*Provided records*.
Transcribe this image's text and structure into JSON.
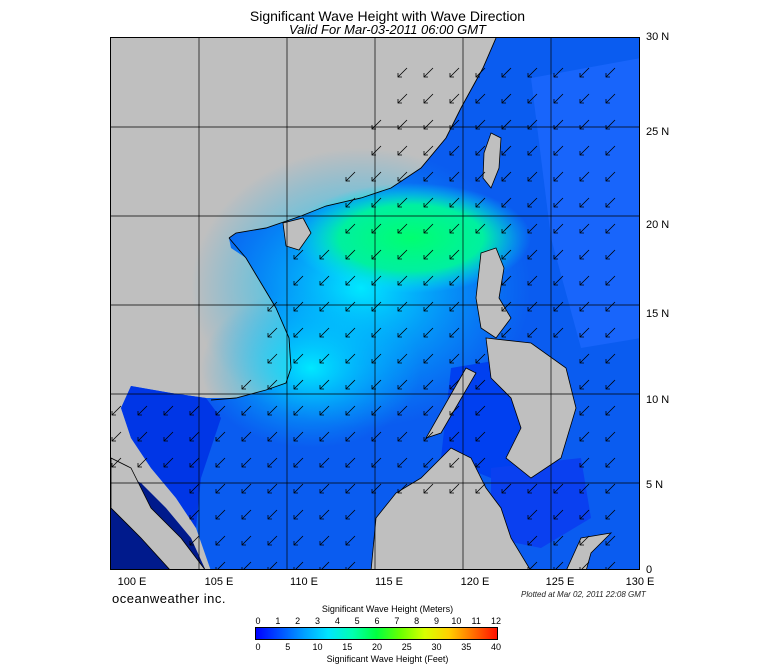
{
  "title": "Significant Wave Height with Wave Direction",
  "subtitle": "Valid For Mar-03-2011 06:00 GMT",
  "lat_labels": [
    "30 N",
    "25 N",
    "20 N",
    "15 N",
    "10 N",
    "5 N",
    "0"
  ],
  "lon_labels": [
    "100 E",
    "105 E",
    "110 E",
    "115 E",
    "120 E",
    "125 E",
    "130 E"
  ],
  "brand": "oceanweather inc.",
  "plotted": "Plotted at Mar 02, 2011 22:08 GMT",
  "legend": {
    "meters_title": "Significant Wave Height (Meters)",
    "feet_title": "Significant Wave Height (Feet)",
    "meters_ticks": [
      "0",
      "1",
      "2",
      "3",
      "4",
      "5",
      "6",
      "7",
      "8",
      "9",
      "10",
      "11",
      "12"
    ],
    "feet_ticks": [
      "0",
      "5",
      "10",
      "15",
      "20",
      "25",
      "30",
      "35",
      "40"
    ]
  },
  "colors": {
    "land": "#bfbfbf",
    "deep_blue": "#0000ff",
    "mid_blue": "#0064ff",
    "cyan": "#00dcff",
    "green": "#00ff60"
  },
  "wave_direction": "from northeast toward southwest"
}
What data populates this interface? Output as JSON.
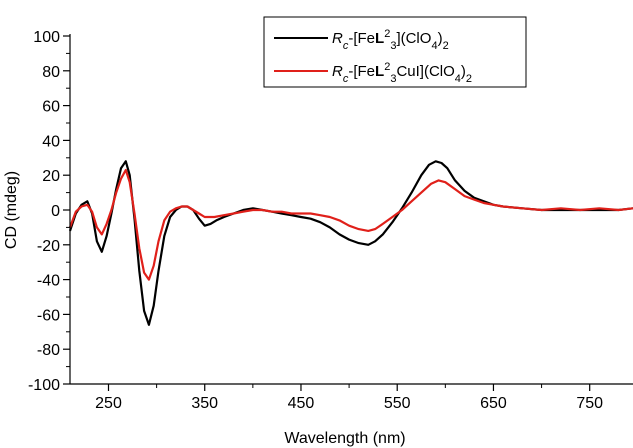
{
  "chart_data": {
    "type": "line",
    "xlabel": "Wavelength (nm)",
    "ylabel": "CD (mdeg)",
    "xlim": [
      210,
      795
    ],
    "ylim": [
      -100,
      100
    ],
    "x_ticks": [
      250,
      350,
      450,
      550,
      650,
      750
    ],
    "x_tick_labels": [
      "250",
      "350",
      "450",
      "550",
      "650",
      "750"
    ],
    "y_ticks": [
      -100,
      -80,
      -60,
      -40,
      -20,
      0,
      20,
      40,
      60,
      80,
      100
    ],
    "y_tick_labels": [
      "-100",
      "-80",
      "-60",
      "-40",
      "-20",
      "0",
      "20",
      "40",
      "60",
      "80",
      "100"
    ],
    "grid": false,
    "legend_position": "top-right",
    "series": [
      {
        "name": "Rc-[FeL23](ClO4)2",
        "legend": {
          "a": "R",
          "b": "c",
          "c": "-[Fe",
          "d": "L",
          "e": "2",
          "f": "3",
          "g": "](ClO",
          "h": "4",
          "i": ")",
          "j": "2"
        },
        "color": "#000000",
        "points": [
          [
            210,
            -12
          ],
          [
            216,
            -2
          ],
          [
            222,
            3
          ],
          [
            228,
            5
          ],
          [
            233,
            -2
          ],
          [
            238,
            -18
          ],
          [
            243,
            -24
          ],
          [
            248,
            -15
          ],
          [
            253,
            -2
          ],
          [
            258,
            12
          ],
          [
            263,
            24
          ],
          [
            268,
            28
          ],
          [
            272,
            20
          ],
          [
            277,
            -5
          ],
          [
            282,
            -35
          ],
          [
            287,
            -58
          ],
          [
            292,
            -66
          ],
          [
            297,
            -55
          ],
          [
            302,
            -35
          ],
          [
            308,
            -15
          ],
          [
            314,
            -4
          ],
          [
            320,
            0
          ],
          [
            326,
            2
          ],
          [
            332,
            2
          ],
          [
            338,
            0
          ],
          [
            344,
            -5
          ],
          [
            350,
            -9
          ],
          [
            356,
            -8
          ],
          [
            362,
            -6
          ],
          [
            370,
            -4
          ],
          [
            380,
            -2
          ],
          [
            390,
            0
          ],
          [
            400,
            1
          ],
          [
            410,
            0
          ],
          [
            420,
            -1
          ],
          [
            430,
            -2
          ],
          [
            440,
            -3
          ],
          [
            450,
            -4
          ],
          [
            460,
            -5
          ],
          [
            470,
            -7
          ],
          [
            480,
            -10
          ],
          [
            490,
            -14
          ],
          [
            500,
            -17
          ],
          [
            510,
            -19
          ],
          [
            520,
            -20
          ],
          [
            527,
            -18
          ],
          [
            535,
            -14
          ],
          [
            545,
            -7
          ],
          [
            555,
            1
          ],
          [
            565,
            10
          ],
          [
            575,
            20
          ],
          [
            583,
            26
          ],
          [
            590,
            28
          ],
          [
            596,
            27
          ],
          [
            602,
            24
          ],
          [
            610,
            17
          ],
          [
            620,
            11
          ],
          [
            630,
            7
          ],
          [
            640,
            5
          ],
          [
            650,
            3
          ],
          [
            660,
            2
          ],
          [
            680,
            1
          ],
          [
            700,
            0
          ],
          [
            720,
            0
          ],
          [
            740,
            0
          ],
          [
            760,
            0
          ],
          [
            780,
            0
          ],
          [
            795,
            1
          ]
        ]
      },
      {
        "name": "Rc-[FeL23CuI](ClO4)2",
        "legend": {
          "a": "R",
          "b": "c",
          "c": "-[Fe",
          "d": "L",
          "e": "2",
          "f": "3",
          "g": "CuI](ClO",
          "h": "4",
          "i": ")",
          "j": "2"
        },
        "color": "#e0201a",
        "points": [
          [
            210,
            -10
          ],
          [
            216,
            -1
          ],
          [
            222,
            2
          ],
          [
            228,
            3
          ],
          [
            233,
            -1
          ],
          [
            238,
            -10
          ],
          [
            243,
            -14
          ],
          [
            248,
            -8
          ],
          [
            253,
            0
          ],
          [
            258,
            10
          ],
          [
            263,
            18
          ],
          [
            268,
            23
          ],
          [
            272,
            16
          ],
          [
            277,
            -2
          ],
          [
            282,
            -22
          ],
          [
            287,
            -36
          ],
          [
            292,
            -40
          ],
          [
            297,
            -32
          ],
          [
            302,
            -18
          ],
          [
            308,
            -6
          ],
          [
            314,
            -1
          ],
          [
            320,
            1
          ],
          [
            326,
            2
          ],
          [
            332,
            2
          ],
          [
            338,
            0
          ],
          [
            344,
            -2
          ],
          [
            350,
            -4
          ],
          [
            360,
            -4
          ],
          [
            370,
            -3
          ],
          [
            380,
            -2
          ],
          [
            390,
            -1
          ],
          [
            400,
            0
          ],
          [
            410,
            0
          ],
          [
            420,
            -1
          ],
          [
            430,
            -1
          ],
          [
            440,
            -2
          ],
          [
            450,
            -2
          ],
          [
            460,
            -2
          ],
          [
            470,
            -3
          ],
          [
            480,
            -4
          ],
          [
            490,
            -6
          ],
          [
            500,
            -9
          ],
          [
            510,
            -11
          ],
          [
            520,
            -12
          ],
          [
            527,
            -11
          ],
          [
            535,
            -8
          ],
          [
            545,
            -4
          ],
          [
            555,
            0
          ],
          [
            565,
            5
          ],
          [
            575,
            10
          ],
          [
            585,
            15
          ],
          [
            593,
            17
          ],
          [
            600,
            16
          ],
          [
            610,
            12
          ],
          [
            620,
            8
          ],
          [
            630,
            6
          ],
          [
            640,
            4
          ],
          [
            650,
            3
          ],
          [
            660,
            2
          ],
          [
            680,
            1
          ],
          [
            700,
            0
          ],
          [
            720,
            1
          ],
          [
            740,
            0
          ],
          [
            760,
            1
          ],
          [
            780,
            0
          ],
          [
            795,
            1
          ]
        ]
      }
    ]
  }
}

*Exercise aim*. Output every entry verbatim. Pictures do not belong in the copy.

*Written reply*.
Transcribe this image's text and structure into JSON.
{
  "title": "Significant Wave Height with Wave Direction",
  "subtitle": "Valid For Mar-03-2011 06:00 GMT",
  "lat_labels": [
    "30 N",
    "25 N",
    "20 N",
    "15 N",
    "10 N",
    "5 N",
    "0"
  ],
  "lon_labels": [
    "100 E",
    "105 E",
    "110 E",
    "115 E",
    "120 E",
    "125 E",
    "130 E"
  ],
  "brand": "oceanweather inc.",
  "plotted": "Plotted at Mar 02, 2011 22:08 GMT",
  "legend": {
    "meters_title": "Significant Wave Height (Meters)",
    "feet_title": "Significant Wave Height (Feet)",
    "meters_ticks": [
      "0",
      "1",
      "2",
      "3",
      "4",
      "5",
      "6",
      "7",
      "8",
      "9",
      "10",
      "11",
      "12"
    ],
    "feet_ticks": [
      "0",
      "5",
      "10",
      "15",
      "20",
      "25",
      "30",
      "35",
      "40"
    ]
  },
  "colors": {
    "land": "#bfbfbf",
    "deep_blue": "#0000ff",
    "mid_blue": "#0064ff",
    "cyan": "#00dcff",
    "green": "#00ff60"
  },
  "wave_direction": "from northeast toward southwest"
}
What data populates this interface? Output as JSON.
{
  "chart_data": {
    "type": "line",
    "xlabel": "Wavelength (nm)",
    "ylabel": "CD (mdeg)",
    "xlim": [
      210,
      795
    ],
    "ylim": [
      -100,
      100
    ],
    "x_ticks": [
      250,
      350,
      450,
      550,
      650,
      750
    ],
    "x_tick_labels": [
      "250",
      "350",
      "450",
      "550",
      "650",
      "750"
    ],
    "y_ticks": [
      -100,
      -80,
      -60,
      -40,
      -20,
      0,
      20,
      40,
      60,
      80,
      100
    ],
    "y_tick_labels": [
      "-100",
      "-80",
      "-60",
      "-40",
      "-20",
      "0",
      "20",
      "40",
      "60",
      "80",
      "100"
    ],
    "grid": false,
    "legend_position": "top-right",
    "series": [
      {
        "name": "Rc-[FeL23](ClO4)2",
        "legend": {
          "a": "R",
          "b": "c",
          "c": "-[Fe",
          "d": "L",
          "e": "2",
          "f": "3",
          "g": "](ClO",
          "h": "4",
          "i": ")",
          "j": "2"
        },
        "color": "#000000",
        "points": [
          [
            210,
            -12
          ],
          [
            216,
            -2
          ],
          [
            222,
            3
          ],
          [
            228,
            5
          ],
          [
            233,
            -2
          ],
          [
            238,
            -18
          ],
          [
            243,
            -24
          ],
          [
            248,
            -15
          ],
          [
            253,
            -2
          ],
          [
            258,
            12
          ],
          [
            263,
            24
          ],
          [
            268,
            28
          ],
          [
            272,
            20
          ],
          [
            277,
            -5
          ],
          [
            282,
            -35
          ],
          [
            287,
            -58
          ],
          [
            292,
            -66
          ],
          [
            297,
            -55
          ],
          [
            302,
            -35
          ],
          [
            308,
            -15
          ],
          [
            314,
            -4
          ],
          [
            320,
            0
          ],
          [
            326,
            2
          ],
          [
            332,
            2
          ],
          [
            338,
            0
          ],
          [
            344,
            -5
          ],
          [
            350,
            -9
          ],
          [
            356,
            -8
          ],
          [
            362,
            -6
          ],
          [
            370,
            -4
          ],
          [
            380,
            -2
          ],
          [
            390,
            0
          ],
          [
            400,
            1
          ],
          [
            410,
            0
          ],
          [
            420,
            -1
          ],
          [
            430,
            -2
          ],
          [
            440,
            -3
          ],
          [
            450,
            -4
          ],
          [
            460,
            -5
          ],
          [
            470,
            -7
          ],
          [
            480,
            -10
          ],
          [
            490,
            -14
          ],
          [
            500,
            -17
          ],
          [
            510,
            -19
          ],
          [
            520,
            -20
          ],
          [
            527,
            -18
          ],
          [
            535,
            -14
          ],
          [
            545,
            -7
          ],
          [
            555,
            1
          ],
          [
            565,
            10
          ],
          [
            575,
            20
          ],
          [
            583,
            26
          ],
          [
            590,
            28
          ],
          [
            596,
            27
          ],
          [
            602,
            24
          ],
          [
            610,
            17
          ],
          [
            620,
            11
          ],
          [
            630,
            7
          ],
          [
            640,
            5
          ],
          [
            650,
            3
          ],
          [
            660,
            2
          ],
          [
            680,
            1
          ],
          [
            700,
            0
          ],
          [
            720,
            0
          ],
          [
            740,
            0
          ],
          [
            760,
            0
          ],
          [
            780,
            0
          ],
          [
            795,
            1
          ]
        ]
      },
      {
        "name": "Rc-[FeL23CuI](ClO4)2",
        "legend": {
          "a": "R",
          "b": "c",
          "c": "-[Fe",
          "d": "L",
          "e": "2",
          "f": "3",
          "g": "CuI](ClO",
          "h": "4",
          "i": ")",
          "j": "2"
        },
        "color": "#e0201a",
        "points": [
          [
            210,
            -10
          ],
          [
            216,
            -1
          ],
          [
            222,
            2
          ],
          [
            228,
            3
          ],
          [
            233,
            -1
          ],
          [
            238,
            -10
          ],
          [
            243,
            -14
          ],
          [
            248,
            -8
          ],
          [
            253,
            0
          ],
          [
            258,
            10
          ],
          [
            263,
            18
          ],
          [
            268,
            23
          ],
          [
            272,
            16
          ],
          [
            277,
            -2
          ],
          [
            282,
            -22
          ],
          [
            287,
            -36
          ],
          [
            292,
            -40
          ],
          [
            297,
            -32
          ],
          [
            302,
            -18
          ],
          [
            308,
            -6
          ],
          [
            314,
            -1
          ],
          [
            320,
            1
          ],
          [
            326,
            2
          ],
          [
            332,
            2
          ],
          [
            338,
            0
          ],
          [
            344,
            -2
          ],
          [
            350,
            -4
          ],
          [
            360,
            -4
          ],
          [
            370,
            -3
          ],
          [
            380,
            -2
          ],
          [
            390,
            -1
          ],
          [
            400,
            0
          ],
          [
            410,
            0
          ],
          [
            420,
            -1
          ],
          [
            430,
            -1
          ],
          [
            440,
            -2
          ],
          [
            450,
            -2
          ],
          [
            460,
            -2
          ],
          [
            470,
            -3
          ],
          [
            480,
            -4
          ],
          [
            490,
            -6
          ],
          [
            500,
            -9
          ],
          [
            510,
            -11
          ],
          [
            520,
            -12
          ],
          [
            527,
            -11
          ],
          [
            535,
            -8
          ],
          [
            545,
            -4
          ],
          [
            555,
            0
          ],
          [
            565,
            5
          ],
          [
            575,
            10
          ],
          [
            585,
            15
          ],
          [
            593,
            17
          ],
          [
            600,
            16
          ],
          [
            610,
            12
          ],
          [
            620,
            8
          ],
          [
            630,
            6
          ],
          [
            640,
            4
          ],
          [
            650,
            3
          ],
          [
            660,
            2
          ],
          [
            680,
            1
          ],
          [
            700,
            0
          ],
          [
            720,
            1
          ],
          [
            740,
            0
          ],
          [
            760,
            1
          ],
          [
            780,
            0
          ],
          [
            795,
            1
          ]
        ]
      }
    ]
  }
}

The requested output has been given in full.